** Work instructions **
Copy the rows from the first line through the line containing "comment-text-part1: Lo ame!", both included, keeping every line unchanged.

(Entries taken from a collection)
──────────

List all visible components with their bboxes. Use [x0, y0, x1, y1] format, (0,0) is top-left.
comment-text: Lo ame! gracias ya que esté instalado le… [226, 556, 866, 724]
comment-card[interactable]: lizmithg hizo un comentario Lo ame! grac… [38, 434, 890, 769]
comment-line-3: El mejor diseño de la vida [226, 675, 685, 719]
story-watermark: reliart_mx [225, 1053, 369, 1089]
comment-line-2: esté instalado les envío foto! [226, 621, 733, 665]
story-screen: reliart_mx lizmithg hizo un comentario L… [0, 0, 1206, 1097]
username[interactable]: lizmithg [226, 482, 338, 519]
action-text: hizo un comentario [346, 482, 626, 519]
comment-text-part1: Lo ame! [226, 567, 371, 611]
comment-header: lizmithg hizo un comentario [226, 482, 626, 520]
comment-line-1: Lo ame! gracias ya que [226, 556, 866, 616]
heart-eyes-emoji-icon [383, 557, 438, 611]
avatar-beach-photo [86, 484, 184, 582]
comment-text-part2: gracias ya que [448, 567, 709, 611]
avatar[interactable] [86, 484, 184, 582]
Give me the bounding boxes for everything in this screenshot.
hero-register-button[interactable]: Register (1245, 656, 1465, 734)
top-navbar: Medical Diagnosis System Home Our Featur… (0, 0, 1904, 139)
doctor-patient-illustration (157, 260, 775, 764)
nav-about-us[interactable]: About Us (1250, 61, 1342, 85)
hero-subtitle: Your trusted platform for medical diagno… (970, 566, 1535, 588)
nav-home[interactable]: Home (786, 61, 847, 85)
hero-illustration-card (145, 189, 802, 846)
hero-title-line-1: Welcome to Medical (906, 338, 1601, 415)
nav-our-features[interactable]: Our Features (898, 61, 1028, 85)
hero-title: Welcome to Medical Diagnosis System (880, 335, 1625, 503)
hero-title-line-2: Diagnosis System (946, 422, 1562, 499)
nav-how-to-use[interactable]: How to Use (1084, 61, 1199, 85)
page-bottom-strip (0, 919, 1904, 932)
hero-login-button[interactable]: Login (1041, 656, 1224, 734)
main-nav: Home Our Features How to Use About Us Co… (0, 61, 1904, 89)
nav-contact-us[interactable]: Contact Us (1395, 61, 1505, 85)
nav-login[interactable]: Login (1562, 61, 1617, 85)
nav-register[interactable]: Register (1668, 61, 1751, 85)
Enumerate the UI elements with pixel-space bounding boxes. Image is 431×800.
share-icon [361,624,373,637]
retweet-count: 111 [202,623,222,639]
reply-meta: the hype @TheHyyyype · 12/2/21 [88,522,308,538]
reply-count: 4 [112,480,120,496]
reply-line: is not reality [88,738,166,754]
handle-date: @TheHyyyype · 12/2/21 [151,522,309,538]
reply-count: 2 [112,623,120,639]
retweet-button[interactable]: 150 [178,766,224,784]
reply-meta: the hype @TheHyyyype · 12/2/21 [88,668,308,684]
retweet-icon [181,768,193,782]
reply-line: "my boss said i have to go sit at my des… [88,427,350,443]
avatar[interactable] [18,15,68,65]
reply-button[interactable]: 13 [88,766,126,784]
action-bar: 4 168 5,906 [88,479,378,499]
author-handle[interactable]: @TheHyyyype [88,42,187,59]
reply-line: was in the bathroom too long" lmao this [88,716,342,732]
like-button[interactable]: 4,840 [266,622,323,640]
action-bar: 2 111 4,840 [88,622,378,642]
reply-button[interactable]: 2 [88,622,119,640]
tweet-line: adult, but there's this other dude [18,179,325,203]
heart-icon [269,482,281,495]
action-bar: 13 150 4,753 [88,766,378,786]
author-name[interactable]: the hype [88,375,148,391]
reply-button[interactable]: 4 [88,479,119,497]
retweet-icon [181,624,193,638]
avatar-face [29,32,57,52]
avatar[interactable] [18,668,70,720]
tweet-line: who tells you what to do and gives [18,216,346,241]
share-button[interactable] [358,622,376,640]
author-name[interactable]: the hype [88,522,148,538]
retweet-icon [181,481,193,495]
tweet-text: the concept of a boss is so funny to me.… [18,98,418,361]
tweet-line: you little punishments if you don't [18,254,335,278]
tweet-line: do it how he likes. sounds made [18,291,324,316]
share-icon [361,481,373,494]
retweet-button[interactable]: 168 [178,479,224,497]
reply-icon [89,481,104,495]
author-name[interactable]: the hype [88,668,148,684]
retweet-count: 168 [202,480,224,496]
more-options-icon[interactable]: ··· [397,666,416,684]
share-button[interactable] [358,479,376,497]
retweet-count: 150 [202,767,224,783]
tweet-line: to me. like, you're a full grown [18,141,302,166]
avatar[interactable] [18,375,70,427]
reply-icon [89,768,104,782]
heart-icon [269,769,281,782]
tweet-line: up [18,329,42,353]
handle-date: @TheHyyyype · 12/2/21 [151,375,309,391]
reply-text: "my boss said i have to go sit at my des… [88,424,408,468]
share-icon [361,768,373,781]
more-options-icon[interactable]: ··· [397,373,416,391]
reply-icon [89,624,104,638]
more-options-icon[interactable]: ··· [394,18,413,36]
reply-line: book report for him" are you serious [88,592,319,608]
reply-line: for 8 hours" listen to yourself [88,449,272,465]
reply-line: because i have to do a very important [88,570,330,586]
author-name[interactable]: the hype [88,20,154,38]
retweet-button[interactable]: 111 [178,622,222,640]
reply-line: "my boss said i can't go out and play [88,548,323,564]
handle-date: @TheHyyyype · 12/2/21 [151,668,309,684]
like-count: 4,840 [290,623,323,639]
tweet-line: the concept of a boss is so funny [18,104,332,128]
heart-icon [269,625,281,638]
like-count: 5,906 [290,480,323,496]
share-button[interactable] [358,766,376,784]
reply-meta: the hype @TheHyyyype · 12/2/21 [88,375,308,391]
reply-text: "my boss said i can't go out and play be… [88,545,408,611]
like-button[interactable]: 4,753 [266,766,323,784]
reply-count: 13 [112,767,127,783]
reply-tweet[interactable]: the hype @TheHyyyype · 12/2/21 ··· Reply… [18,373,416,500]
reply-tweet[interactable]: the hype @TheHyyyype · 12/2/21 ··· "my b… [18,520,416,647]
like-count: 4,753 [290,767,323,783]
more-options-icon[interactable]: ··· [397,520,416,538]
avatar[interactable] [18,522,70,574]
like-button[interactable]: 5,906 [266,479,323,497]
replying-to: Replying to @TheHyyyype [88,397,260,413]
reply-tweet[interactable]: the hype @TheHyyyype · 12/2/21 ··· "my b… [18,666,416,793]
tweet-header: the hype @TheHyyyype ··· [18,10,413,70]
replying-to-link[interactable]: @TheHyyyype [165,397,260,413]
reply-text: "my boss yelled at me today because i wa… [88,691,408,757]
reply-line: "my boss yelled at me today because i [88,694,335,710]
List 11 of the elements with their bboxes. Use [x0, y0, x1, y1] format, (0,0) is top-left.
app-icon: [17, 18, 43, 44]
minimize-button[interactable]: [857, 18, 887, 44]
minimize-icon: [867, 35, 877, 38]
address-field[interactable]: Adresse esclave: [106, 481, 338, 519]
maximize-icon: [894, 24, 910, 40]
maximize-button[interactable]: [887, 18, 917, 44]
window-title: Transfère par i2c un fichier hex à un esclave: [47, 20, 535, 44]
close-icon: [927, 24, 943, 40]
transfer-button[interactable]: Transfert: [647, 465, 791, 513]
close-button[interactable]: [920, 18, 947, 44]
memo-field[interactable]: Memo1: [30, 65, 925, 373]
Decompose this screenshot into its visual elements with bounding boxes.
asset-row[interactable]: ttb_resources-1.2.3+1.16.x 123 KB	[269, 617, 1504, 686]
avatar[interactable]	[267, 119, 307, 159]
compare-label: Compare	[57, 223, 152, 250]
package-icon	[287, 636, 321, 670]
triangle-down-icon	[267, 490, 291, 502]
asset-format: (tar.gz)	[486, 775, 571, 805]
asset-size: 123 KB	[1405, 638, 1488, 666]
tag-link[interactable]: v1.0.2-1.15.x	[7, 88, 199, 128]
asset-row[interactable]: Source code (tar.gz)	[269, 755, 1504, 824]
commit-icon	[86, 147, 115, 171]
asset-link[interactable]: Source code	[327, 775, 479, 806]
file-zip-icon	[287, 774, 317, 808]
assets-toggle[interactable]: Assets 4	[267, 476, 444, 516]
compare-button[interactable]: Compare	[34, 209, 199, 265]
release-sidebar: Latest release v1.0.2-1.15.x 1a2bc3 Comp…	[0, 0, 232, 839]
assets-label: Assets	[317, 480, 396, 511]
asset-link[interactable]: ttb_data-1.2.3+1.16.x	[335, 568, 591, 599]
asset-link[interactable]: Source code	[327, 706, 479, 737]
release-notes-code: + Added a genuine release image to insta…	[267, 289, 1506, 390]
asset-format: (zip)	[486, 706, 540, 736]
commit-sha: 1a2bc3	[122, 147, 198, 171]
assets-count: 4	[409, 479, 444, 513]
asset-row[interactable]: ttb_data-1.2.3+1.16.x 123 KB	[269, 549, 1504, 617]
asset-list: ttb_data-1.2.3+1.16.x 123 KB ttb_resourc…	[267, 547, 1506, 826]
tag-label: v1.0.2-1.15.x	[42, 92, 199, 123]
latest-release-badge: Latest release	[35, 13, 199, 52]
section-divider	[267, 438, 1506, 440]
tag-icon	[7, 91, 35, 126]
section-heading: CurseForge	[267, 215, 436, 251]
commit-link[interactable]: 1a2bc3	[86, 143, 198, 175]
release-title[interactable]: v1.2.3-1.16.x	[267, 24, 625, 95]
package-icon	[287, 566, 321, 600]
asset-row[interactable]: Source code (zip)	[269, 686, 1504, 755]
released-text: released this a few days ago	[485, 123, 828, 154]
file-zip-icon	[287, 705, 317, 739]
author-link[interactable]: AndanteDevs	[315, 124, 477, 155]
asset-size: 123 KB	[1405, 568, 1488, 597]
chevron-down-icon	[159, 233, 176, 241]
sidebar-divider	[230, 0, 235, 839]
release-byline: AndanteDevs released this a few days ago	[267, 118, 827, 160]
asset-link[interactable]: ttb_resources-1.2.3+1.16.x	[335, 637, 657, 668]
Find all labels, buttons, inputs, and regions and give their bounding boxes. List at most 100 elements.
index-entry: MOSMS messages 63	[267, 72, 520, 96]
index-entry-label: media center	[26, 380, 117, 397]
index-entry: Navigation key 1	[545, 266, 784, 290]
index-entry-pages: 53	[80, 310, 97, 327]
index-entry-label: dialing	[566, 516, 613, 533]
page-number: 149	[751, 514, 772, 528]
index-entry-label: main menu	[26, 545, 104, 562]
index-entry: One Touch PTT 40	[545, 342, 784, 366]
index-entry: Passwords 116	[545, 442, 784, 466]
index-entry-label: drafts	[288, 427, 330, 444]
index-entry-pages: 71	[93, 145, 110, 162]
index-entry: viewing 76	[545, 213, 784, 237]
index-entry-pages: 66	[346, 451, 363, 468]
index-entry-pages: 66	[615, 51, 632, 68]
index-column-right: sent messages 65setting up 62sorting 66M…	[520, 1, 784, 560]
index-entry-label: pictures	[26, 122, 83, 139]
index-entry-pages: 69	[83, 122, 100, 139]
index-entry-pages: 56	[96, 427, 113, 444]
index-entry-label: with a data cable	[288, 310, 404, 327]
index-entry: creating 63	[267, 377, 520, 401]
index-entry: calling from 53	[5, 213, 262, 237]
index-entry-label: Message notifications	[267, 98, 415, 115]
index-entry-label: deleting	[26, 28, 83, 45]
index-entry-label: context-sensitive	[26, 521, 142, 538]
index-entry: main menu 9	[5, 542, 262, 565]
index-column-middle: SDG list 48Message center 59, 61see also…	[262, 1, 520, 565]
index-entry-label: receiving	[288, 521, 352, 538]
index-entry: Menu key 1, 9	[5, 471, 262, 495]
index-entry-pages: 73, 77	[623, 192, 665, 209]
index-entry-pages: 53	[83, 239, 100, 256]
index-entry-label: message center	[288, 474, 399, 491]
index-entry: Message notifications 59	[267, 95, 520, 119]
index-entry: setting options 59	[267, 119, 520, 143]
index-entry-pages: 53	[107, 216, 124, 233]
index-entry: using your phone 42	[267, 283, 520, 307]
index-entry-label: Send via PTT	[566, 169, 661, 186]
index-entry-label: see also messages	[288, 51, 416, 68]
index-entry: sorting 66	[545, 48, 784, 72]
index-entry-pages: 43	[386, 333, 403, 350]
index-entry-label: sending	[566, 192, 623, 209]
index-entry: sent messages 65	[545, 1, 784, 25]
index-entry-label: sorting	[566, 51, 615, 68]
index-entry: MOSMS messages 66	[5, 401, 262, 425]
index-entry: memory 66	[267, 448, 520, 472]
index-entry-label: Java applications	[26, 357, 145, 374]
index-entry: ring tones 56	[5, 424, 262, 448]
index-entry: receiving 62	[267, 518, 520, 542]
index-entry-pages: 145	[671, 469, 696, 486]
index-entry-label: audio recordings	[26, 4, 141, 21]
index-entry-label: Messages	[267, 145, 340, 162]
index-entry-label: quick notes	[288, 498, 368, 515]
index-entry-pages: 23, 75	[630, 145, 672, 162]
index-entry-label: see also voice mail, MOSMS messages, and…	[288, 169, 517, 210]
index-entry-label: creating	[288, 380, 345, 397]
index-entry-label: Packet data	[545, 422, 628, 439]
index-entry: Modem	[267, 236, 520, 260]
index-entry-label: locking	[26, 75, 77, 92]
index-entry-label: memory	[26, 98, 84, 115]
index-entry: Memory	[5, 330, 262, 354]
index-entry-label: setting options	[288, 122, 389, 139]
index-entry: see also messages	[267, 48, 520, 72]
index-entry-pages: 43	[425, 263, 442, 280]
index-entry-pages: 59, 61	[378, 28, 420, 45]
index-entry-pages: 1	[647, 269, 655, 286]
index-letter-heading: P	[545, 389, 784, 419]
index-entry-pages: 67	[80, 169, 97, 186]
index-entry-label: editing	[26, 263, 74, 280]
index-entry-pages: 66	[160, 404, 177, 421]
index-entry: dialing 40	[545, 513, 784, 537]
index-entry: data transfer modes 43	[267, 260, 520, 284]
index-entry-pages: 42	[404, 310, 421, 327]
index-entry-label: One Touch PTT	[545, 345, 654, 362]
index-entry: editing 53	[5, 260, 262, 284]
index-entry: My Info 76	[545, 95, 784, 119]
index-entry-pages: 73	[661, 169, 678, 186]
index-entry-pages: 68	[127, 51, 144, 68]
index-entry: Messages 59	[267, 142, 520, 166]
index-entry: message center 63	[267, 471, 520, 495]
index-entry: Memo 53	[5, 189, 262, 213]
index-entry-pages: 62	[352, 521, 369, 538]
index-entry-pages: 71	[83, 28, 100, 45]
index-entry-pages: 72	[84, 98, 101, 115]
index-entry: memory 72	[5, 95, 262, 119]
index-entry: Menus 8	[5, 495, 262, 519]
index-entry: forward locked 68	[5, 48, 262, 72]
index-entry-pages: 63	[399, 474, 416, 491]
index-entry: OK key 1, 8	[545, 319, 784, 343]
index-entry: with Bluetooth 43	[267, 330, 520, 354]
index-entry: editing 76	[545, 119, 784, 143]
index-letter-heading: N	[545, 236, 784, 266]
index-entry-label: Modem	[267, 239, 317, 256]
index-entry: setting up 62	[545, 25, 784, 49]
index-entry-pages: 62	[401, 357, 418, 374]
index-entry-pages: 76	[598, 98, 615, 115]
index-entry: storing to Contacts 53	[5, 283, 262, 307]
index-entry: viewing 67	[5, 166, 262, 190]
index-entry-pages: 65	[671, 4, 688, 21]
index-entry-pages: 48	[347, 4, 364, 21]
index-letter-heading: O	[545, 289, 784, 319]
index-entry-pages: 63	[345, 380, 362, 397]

──────────

** Expected answer **
List all visible components with their bboxes. Use [x0, y0, x1, y1] format, (0,0) is top-left.
comment-text: Lo ame! gracias ya que esté instalado le… [226, 556, 866, 724]
comment-card[interactable]: lizmithg hizo un comentario Lo ame! grac… [38, 434, 890, 769]
comment-line-3: El mejor diseño de la vida [226, 675, 685, 719]
story-watermark: reliart_mx [225, 1053, 369, 1089]
comment-line-2: esté instalado les envío foto! [226, 621, 733, 665]
story-screen: reliart_mx lizmithg hizo un comentario L… [0, 0, 1206, 1097]
username[interactable]: lizmithg [226, 482, 338, 519]
action-text: hizo un comentario [346, 482, 626, 519]
comment-text-part1: Lo ame! [226, 567, 371, 611]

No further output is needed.